[Dataset records]
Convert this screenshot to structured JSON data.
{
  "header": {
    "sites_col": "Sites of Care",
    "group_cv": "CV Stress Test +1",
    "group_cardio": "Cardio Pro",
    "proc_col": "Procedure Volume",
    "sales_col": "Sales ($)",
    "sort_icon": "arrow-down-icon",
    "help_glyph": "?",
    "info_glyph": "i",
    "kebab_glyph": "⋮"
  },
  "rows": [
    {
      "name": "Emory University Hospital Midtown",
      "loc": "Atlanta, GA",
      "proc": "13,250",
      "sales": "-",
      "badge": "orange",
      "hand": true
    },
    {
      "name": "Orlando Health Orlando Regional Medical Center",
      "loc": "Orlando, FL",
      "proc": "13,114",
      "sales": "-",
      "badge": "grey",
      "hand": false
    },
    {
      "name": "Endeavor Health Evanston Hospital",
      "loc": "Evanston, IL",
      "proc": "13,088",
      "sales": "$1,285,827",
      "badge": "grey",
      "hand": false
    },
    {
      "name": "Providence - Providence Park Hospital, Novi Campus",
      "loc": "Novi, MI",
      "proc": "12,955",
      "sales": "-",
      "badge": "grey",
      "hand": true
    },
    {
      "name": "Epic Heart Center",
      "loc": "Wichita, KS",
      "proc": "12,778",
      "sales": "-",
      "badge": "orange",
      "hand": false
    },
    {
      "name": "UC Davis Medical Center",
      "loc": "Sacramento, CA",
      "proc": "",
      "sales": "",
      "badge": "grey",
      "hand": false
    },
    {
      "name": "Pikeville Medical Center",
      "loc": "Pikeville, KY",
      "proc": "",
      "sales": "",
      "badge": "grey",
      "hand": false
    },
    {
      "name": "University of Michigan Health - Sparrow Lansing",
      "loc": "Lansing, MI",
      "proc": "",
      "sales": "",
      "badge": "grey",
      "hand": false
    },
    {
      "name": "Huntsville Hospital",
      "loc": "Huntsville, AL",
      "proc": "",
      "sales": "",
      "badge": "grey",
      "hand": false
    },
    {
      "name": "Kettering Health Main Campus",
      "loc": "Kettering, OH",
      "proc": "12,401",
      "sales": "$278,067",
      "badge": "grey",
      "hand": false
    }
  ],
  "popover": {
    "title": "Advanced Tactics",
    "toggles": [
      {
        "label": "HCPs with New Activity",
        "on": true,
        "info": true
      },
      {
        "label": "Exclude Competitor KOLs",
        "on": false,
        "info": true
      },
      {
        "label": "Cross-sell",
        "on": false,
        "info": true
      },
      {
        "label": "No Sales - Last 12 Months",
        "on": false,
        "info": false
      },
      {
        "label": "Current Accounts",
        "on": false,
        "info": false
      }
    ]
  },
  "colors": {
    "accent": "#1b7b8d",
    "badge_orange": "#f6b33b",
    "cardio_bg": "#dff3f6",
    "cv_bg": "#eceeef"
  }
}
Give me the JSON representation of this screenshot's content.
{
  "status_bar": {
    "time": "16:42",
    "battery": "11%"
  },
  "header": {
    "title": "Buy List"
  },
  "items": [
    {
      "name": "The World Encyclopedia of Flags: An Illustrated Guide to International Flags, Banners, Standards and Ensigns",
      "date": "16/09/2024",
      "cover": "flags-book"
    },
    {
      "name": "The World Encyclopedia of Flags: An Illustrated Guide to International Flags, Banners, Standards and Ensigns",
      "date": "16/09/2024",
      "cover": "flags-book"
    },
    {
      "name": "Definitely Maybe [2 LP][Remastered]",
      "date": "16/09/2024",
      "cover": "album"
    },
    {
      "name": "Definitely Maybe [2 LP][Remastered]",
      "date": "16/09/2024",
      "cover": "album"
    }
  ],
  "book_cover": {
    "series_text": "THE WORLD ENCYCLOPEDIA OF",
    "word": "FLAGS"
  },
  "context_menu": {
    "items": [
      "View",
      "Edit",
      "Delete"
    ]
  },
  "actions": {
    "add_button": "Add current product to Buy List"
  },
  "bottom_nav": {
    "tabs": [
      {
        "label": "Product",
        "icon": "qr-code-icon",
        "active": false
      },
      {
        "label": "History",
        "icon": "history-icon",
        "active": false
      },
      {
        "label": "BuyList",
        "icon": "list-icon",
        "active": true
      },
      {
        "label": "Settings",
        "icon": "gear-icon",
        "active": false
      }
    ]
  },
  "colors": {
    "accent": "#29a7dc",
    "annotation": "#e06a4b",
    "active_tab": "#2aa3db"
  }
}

TO BE DONE:
Copy each line of the data above without altering a single character.

SOLVED PROBLEM:
Convert this screenshot to structured JSON data.
{
  "header": {
    "sites_col": "Sites of Care",
    "group_cv": "CV Stress Test +1",
    "group_cardio": "Cardio Pro",
    "proc_col": "Procedure Volume",
    "sales_col": "Sales ($)",
    "sort_icon": "arrow-down-icon",
    "help_glyph": "?",
    "info_glyph": "i",
    "kebab_glyph": "⋮"
  },
  "rows": [
    {
      "name": "Emory University Hospital Midtown",
      "loc": "Atlanta, GA",
      "proc": "13,250",
      "sales": "-",
      "badge": "orange",
      "hand": true
    },
    {
      "name": "Orlando Health Orlando Regional Medical Center",
      "loc": "Orlando, FL",
      "proc": "13,114",
      "sales": "-",
      "badge": "grey",
      "hand": false
    },
    {
      "name": "Endeavor Health Evanston Hospital",
      "loc": "Evanston, IL",
      "proc": "13,088",
      "sales": "$1,285,827",
      "badge": "grey",
      "hand": false
    },
    {
      "name": "Providence - Providence Park Hospital, Novi Campus",
      "loc": "Novi, MI",
      "proc": "12,955",
      "sales": "-",
      "badge": "grey",
      "hand": true
    },
    {
      "name": "Epic Heart Center",
      "loc": "Wichita, KS",
      "proc": "12,778",
      "sales": "-",
      "badge": "orange",
      "hand": false
    },
    {
      "name": "UC Davis Medical Center",
      "loc": "Sacramento, CA",
      "proc": "",
      "sales": "",
      "badge": "grey",
      "hand": false
    },
    {
      "name": "Pikeville Medical Center",
      "loc": "Pikeville, KY",
      "proc": "",
      "sales": "",
      "badge": "grey",
      "hand": false
    },
    {
      "name": "University of Michigan Health - Sparrow Lansing",
      "loc": "Lansing, MI",
      "proc": "",
      "sales": "",
      "badge": "grey",
      "hand": false
    },
    {
      "name": "Huntsville Hospital",
      "loc": "Huntsville, AL",
      "proc": "",
      "sales": "",
      "badge": "grey",
      "hand": false
    },
    {
      "name": "Kettering Health Main Campus",
      "loc": "Kettering, OH",
      "proc": "12,401",
      "sales": "$278,067",
      "badge": "grey",
      "hand": false
    }
  ],
  "popover": {
    "title": "Advanced Tactics",
    "toggles": [
      {
        "label": "HCPs with New Activity",
        "on": true,
        "info": true
      },
      {
        "label": "Exclude Competitor KOLs",
        "on": false,
        "info": true
      },
      {
        "label": "Cross-sell",
        "on": false,
        "info": true
      },
      {
        "label": "No Sales - Last 12 Months",
        "on": false,
        "info": false
      },
      {
        "label": "Current Accounts",
        "on": false,
        "info": false
      }
    ]
  },
  "colors": {
    "accent": "#1b7b8d",
    "badge_orange": "#f6b33b",
    "cardio_bg": "#dff3f6",
    "cv_bg": "#eceeef"
  }
}
Give me the JSON representation of this screenshot's content.
{
  "status_bar": {
    "time": "16:42",
    "battery": "11%"
  },
  "header": {
    "title": "Buy List"
  },
  "items": [
    {
      "name": "The World Encyclopedia of Flags: An Illustrated Guide to International Flags, Banners, Standards and Ensigns",
      "date": "16/09/2024",
      "cover": "flags-book"
    },
    {
      "name": "The World Encyclopedia of Flags: An Illustrated Guide to International Flags, Banners, Standards and Ensigns",
      "date": "16/09/2024",
      "cover": "flags-book"
    },
    {
      "name": "Definitely Maybe [2 LP][Remastered]",
      "date": "16/09/2024",
      "cover": "album"
    },
    {
      "name": "Definitely Maybe [2 LP][Remastered]",
      "date": "16/09/2024",
      "cover": "album"
    }
  ],
  "book_cover": {
    "series_text": "THE WORLD ENCYCLOPEDIA OF",
    "word": "FLAGS"
  },
  "context_menu": {
    "items": [
      "View",
      "Edit",
      "Delete"
    ]
  },
  "actions": {
    "add_button": "Add current product to Buy List"
  },
  "bottom_nav": {
    "tabs": [
      {
        "label": "Product",
        "icon": "qr-code-icon",
        "active": false
      },
      {
        "label": "History",
        "icon": "history-icon",
        "active": false
      },
      {
        "label": "BuyList",
        "icon": "list-icon",
        "active": true
      },
      {
        "label": "Settings",
        "icon": "gear-icon",
        "active": false
      }
    ]
  },
  "colors": {
    "accent": "#29a7dc",
    "annotation": "#e06a4b",
    "active_tab": "#2aa3db"
  }
}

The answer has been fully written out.